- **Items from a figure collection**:
####################

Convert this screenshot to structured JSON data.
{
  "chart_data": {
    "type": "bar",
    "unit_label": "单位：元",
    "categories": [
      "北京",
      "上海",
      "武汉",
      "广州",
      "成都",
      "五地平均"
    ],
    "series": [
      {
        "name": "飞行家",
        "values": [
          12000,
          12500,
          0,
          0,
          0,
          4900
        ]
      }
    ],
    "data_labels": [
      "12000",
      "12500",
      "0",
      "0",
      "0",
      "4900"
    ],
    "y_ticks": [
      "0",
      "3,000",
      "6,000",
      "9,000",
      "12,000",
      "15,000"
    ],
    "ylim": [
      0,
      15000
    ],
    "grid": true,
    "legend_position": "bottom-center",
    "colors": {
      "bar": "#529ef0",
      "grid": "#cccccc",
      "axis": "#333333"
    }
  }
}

####################

- **Aim**: Every record above needs to be repeated word for word.

- **Answer to this exercise**:
Convert this screenshot to structured JSON data.
{
  "chart_data": {
    "type": "bar",
    "unit_label": "单位：元",
    "categories": [
      "北京",
      "上海",
      "武汉",
      "广州",
      "成都",
      "五地平均"
    ],
    "series": [
      {
        "name": "飞行家",
        "values": [
          12000,
          12500,
          0,
          0,
          0,
          4900
        ]
      }
    ],
    "data_labels": [
      "12000",
      "12500",
      "0",
      "0",
      "0",
      "4900"
    ],
    "y_ticks": [
      "0",
      "3,000",
      "6,000",
      "9,000",
      "12,000",
      "15,000"
    ],
    "ylim": [
      0,
      15000
    ],
    "grid": true,
    "legend_position": "bottom-center",
    "colors": {
      "bar": "#529ef0",
      "grid": "#cccccc",
      "axis": "#333333"
    }
  }
}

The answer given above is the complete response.